[Dataset rows]
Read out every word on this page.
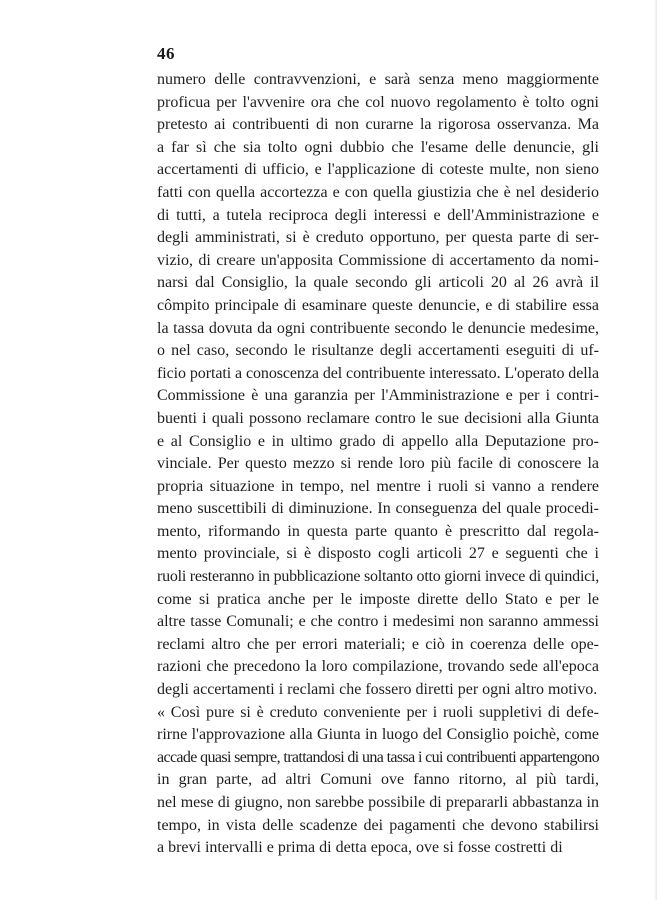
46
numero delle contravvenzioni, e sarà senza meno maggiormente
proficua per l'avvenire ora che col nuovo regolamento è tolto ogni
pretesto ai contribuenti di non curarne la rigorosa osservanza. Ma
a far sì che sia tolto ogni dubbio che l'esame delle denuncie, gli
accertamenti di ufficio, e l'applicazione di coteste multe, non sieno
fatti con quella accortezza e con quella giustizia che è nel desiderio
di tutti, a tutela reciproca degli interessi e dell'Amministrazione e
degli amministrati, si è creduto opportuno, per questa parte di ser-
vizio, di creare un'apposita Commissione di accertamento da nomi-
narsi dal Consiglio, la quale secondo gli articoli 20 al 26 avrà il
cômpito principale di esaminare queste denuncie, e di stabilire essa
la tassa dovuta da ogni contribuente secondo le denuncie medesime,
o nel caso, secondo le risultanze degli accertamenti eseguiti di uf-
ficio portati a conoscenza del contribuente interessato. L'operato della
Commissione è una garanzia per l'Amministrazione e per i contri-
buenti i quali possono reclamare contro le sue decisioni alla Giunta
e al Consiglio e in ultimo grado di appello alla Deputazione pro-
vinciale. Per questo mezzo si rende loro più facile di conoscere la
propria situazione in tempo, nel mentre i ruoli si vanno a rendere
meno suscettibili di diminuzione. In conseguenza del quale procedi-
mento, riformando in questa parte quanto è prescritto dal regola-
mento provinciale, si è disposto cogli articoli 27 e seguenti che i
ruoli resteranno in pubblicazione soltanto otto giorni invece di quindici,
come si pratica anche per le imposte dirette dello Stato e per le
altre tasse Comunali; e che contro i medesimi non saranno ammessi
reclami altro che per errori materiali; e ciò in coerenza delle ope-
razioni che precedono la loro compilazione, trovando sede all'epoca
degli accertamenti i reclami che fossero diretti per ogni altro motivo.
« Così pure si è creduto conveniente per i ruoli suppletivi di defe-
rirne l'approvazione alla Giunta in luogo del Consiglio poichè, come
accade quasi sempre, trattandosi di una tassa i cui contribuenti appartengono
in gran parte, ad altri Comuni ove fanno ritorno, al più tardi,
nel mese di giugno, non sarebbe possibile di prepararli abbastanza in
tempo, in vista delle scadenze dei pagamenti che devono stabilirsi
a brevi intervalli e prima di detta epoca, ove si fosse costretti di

*STATED EXERCISE*:
The entries above are to be returned exactly, without their pictures.

*THE SOLUTION*:
Read out every word on this page.
46
numero delle contravvenzioni, e sarà senza meno maggiormente
proficua per l'avvenire ora che col nuovo regolamento è tolto ogni
pretesto ai contribuenti di non curarne la rigorosa osservanza. Ma
a far sì che sia tolto ogni dubbio che l'esame delle denuncie, gli
accertamenti di ufficio, e l'applicazione di coteste multe, non sieno
fatti con quella accortezza e con quella giustizia che è nel desiderio
di tutti, a tutela reciproca degli interessi e dell'Amministrazione e
degli amministrati, si è creduto opportuno, per questa parte di ser-
vizio, di creare un'apposita Commissione di accertamento da nomi-
narsi dal Consiglio, la quale secondo gli articoli 20 al 26 avrà il
cômpito principale di esaminare queste denuncie, e di stabilire essa
la tassa dovuta da ogni contribuente secondo le denuncie medesime,
o nel caso, secondo le risultanze degli accertamenti eseguiti di uf-
ficio portati a conoscenza del contribuente interessato. L'operato della
Commissione è una garanzia per l'Amministrazione e per i contri-
buenti i quali possono reclamare contro le sue decisioni alla Giunta
e al Consiglio e in ultimo grado di appello alla Deputazione pro-
vinciale. Per questo mezzo si rende loro più facile di conoscere la
propria situazione in tempo, nel mentre i ruoli si vanno a rendere
meno suscettibili di diminuzione. In conseguenza del quale procedi-
mento, riformando in questa parte quanto è prescritto dal regola-
mento provinciale, si è disposto cogli articoli 27 e seguenti che i
ruoli resteranno in pubblicazione soltanto otto giorni invece di quindici,
come si pratica anche per le imposte dirette dello Stato e per le
altre tasse Comunali; e che contro i medesimi non saranno ammessi
reclami altro che per errori materiali; e ciò in coerenza delle ope-
razioni che precedono la loro compilazione, trovando sede all'epoca
degli accertamenti i reclami che fossero diretti per ogni altro motivo.
« Così pure si è creduto conveniente per i ruoli suppletivi di defe-
rirne l'approvazione alla Giunta in luogo del Consiglio poichè, come
accade quasi sempre, trattandosi di una tassa i cui contribuenti appartengono
in gran parte, ad altri Comuni ove fanno ritorno, al più tardi,
nel mese di giugno, non sarebbe possibile di prepararli abbastanza in
tempo, in vista delle scadenze dei pagamenti che devono stabilirsi
a brevi intervalli e prima di detta epoca, ove si fosse costretti di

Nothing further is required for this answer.